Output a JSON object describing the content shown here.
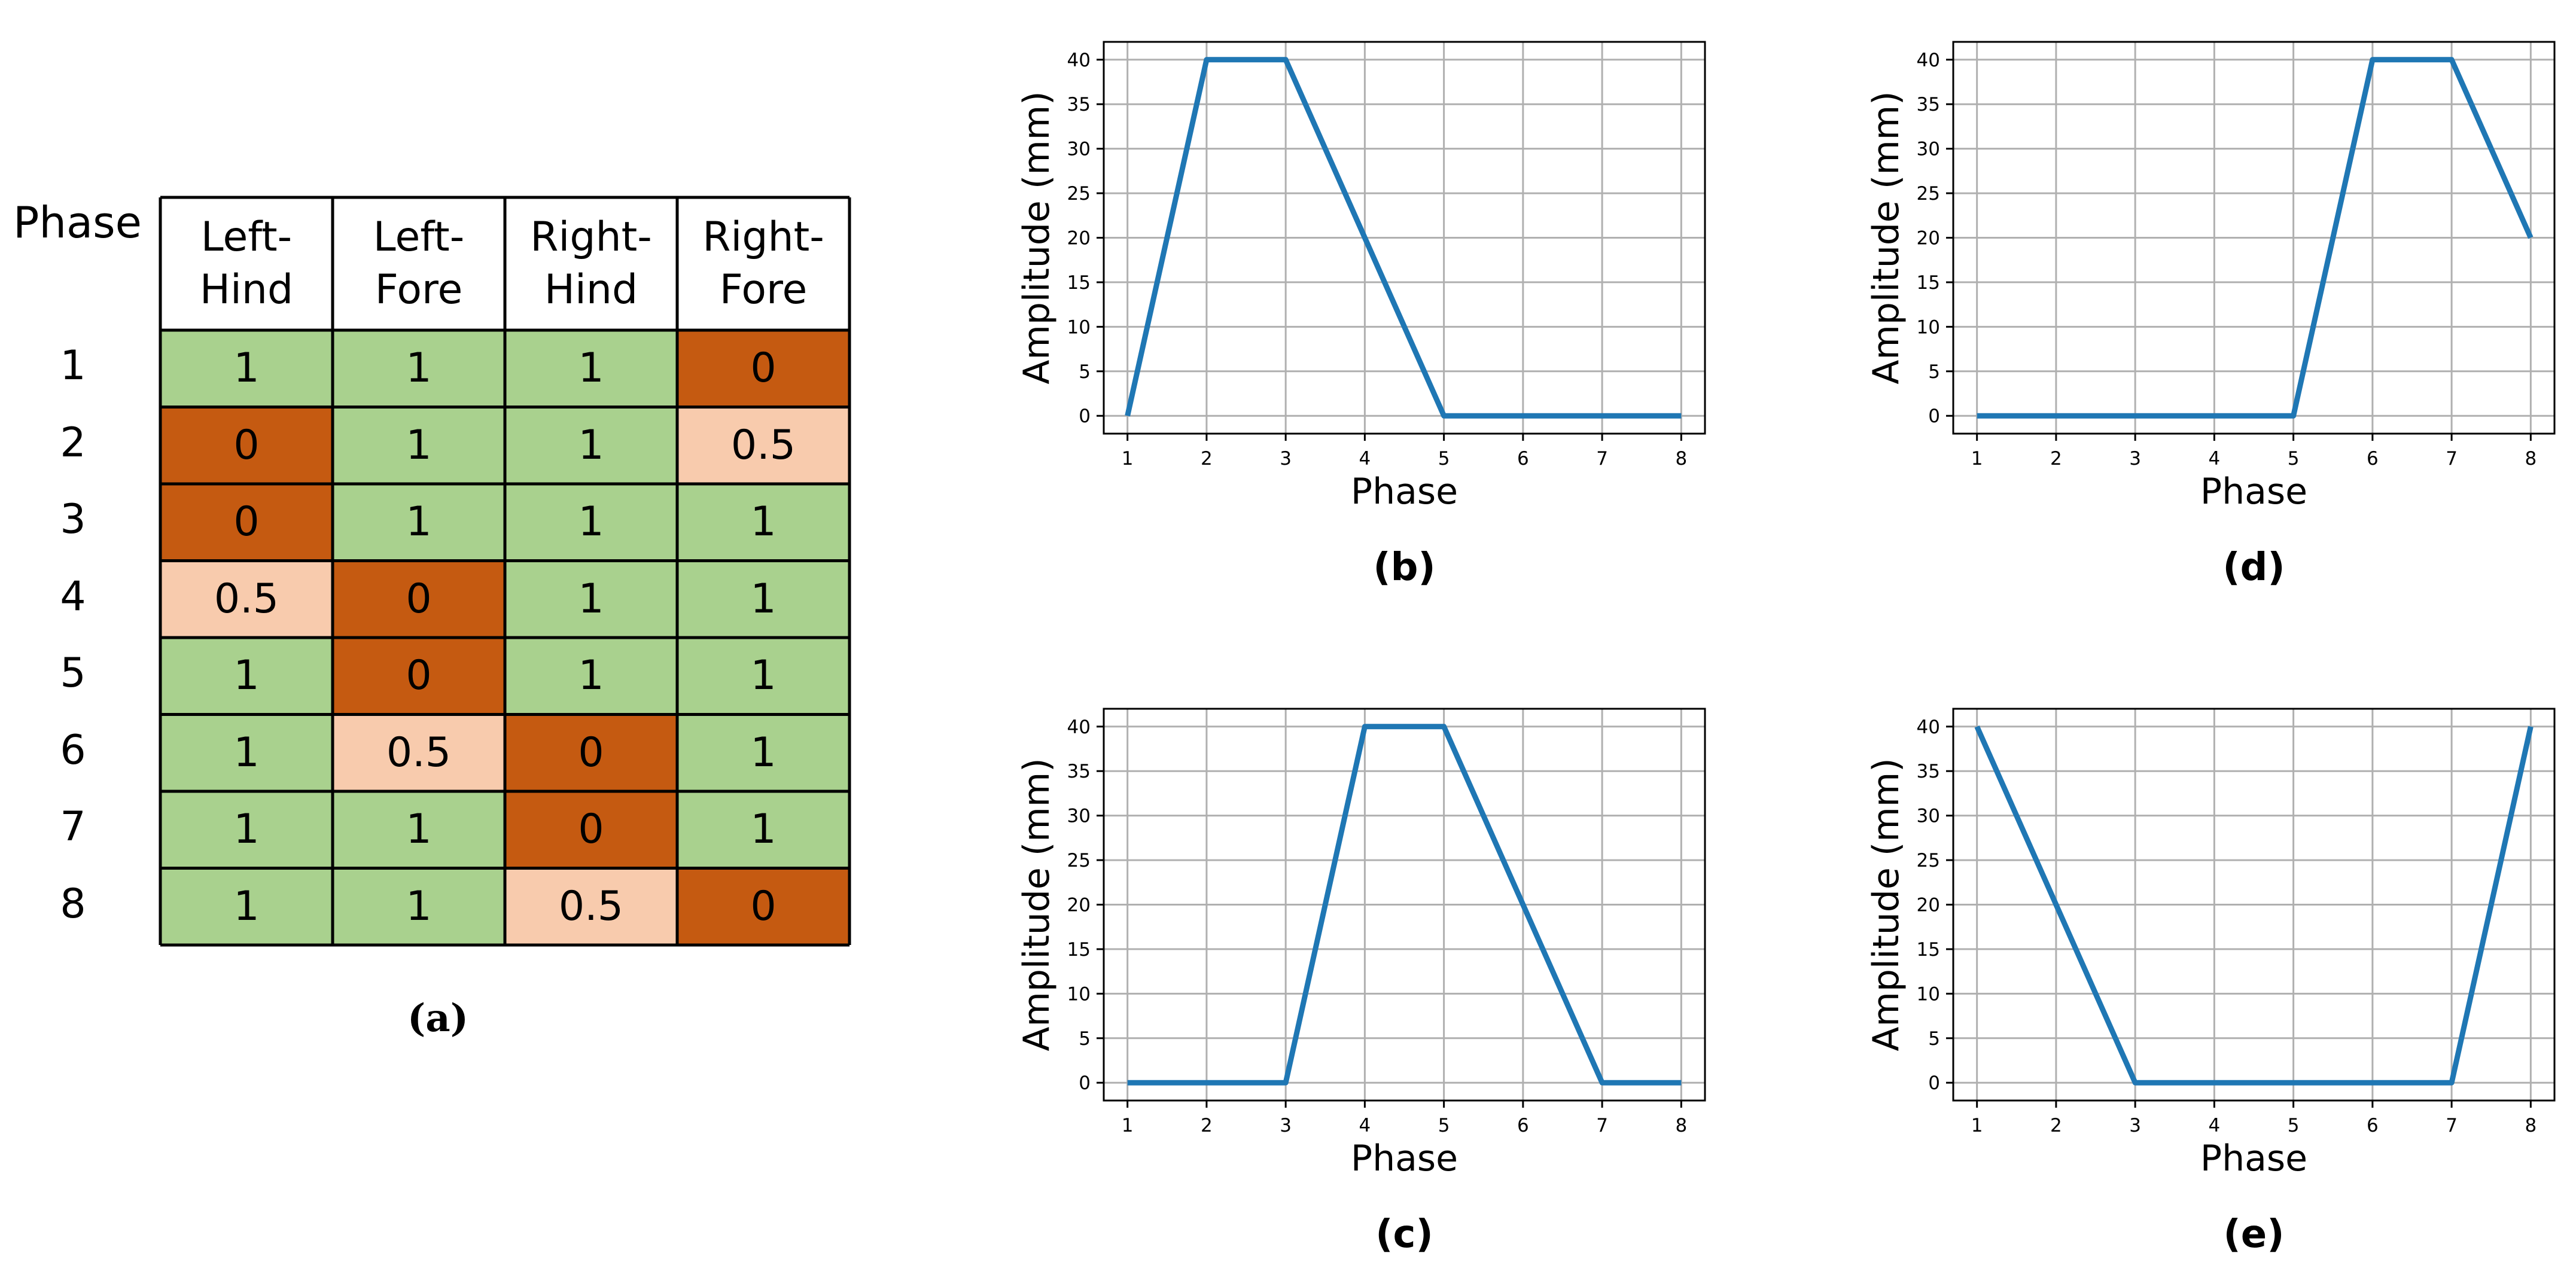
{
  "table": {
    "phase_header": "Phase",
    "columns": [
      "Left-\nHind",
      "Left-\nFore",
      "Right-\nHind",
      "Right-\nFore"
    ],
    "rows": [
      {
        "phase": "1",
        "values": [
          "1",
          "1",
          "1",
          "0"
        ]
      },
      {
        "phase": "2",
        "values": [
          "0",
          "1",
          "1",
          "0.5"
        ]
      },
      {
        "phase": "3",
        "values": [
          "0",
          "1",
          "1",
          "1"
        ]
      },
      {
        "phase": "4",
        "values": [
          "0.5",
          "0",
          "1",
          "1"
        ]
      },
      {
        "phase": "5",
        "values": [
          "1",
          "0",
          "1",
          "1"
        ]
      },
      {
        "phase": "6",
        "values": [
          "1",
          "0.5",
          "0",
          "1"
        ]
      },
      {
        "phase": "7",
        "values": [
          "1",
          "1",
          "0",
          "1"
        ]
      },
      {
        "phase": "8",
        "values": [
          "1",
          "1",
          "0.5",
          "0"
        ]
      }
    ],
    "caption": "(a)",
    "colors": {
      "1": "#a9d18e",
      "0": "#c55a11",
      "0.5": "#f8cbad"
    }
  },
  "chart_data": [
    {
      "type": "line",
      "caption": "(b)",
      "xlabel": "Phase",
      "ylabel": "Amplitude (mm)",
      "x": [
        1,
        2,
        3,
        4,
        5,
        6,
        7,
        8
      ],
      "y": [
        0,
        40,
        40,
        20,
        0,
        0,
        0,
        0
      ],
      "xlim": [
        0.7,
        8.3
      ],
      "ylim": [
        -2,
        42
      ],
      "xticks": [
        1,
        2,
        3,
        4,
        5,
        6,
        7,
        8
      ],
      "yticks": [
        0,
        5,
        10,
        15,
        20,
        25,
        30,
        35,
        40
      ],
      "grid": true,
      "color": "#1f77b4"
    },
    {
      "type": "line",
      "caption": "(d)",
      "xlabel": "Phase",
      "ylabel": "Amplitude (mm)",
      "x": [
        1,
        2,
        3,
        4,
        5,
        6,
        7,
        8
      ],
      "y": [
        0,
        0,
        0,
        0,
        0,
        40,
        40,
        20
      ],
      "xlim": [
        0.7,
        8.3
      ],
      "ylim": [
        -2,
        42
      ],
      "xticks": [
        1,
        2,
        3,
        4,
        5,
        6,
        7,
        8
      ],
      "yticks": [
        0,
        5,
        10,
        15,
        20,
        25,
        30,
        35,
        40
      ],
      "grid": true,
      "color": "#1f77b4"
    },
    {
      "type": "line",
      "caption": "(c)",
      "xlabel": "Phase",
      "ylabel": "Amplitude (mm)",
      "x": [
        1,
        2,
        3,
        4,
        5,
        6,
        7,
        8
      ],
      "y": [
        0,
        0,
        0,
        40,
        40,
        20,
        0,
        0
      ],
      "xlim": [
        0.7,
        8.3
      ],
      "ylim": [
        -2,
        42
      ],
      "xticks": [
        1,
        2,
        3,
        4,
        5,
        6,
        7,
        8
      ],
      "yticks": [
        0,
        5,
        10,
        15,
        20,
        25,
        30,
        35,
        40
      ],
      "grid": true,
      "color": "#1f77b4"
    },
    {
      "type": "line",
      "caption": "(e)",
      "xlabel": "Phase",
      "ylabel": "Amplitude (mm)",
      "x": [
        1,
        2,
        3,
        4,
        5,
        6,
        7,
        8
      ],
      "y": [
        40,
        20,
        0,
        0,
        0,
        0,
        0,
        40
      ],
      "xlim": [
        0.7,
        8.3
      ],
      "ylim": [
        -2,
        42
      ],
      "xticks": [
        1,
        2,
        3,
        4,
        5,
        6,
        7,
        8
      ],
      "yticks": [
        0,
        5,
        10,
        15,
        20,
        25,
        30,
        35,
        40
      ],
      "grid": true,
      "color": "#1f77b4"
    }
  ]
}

=====

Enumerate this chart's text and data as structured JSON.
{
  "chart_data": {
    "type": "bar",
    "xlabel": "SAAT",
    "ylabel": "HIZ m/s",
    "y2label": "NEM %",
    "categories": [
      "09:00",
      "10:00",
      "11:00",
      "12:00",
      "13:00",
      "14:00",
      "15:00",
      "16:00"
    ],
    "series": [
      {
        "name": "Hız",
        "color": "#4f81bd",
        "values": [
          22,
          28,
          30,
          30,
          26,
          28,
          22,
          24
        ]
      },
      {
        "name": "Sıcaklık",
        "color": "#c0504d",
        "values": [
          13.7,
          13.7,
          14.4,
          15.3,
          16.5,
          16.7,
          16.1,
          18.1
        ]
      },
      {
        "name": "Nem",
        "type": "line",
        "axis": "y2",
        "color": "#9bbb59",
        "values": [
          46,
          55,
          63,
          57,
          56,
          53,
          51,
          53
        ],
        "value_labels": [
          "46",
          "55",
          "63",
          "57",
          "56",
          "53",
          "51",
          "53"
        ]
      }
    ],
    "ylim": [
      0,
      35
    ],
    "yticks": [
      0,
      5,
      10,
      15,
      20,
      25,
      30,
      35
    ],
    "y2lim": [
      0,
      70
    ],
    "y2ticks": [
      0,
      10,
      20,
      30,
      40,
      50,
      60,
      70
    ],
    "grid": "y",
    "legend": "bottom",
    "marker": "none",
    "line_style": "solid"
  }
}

=====

*GOAL:*
State how many lines of the entries above include the word "caption", offering no text other than the number.

*SOLUTION TO THIS PROBLEM:*
5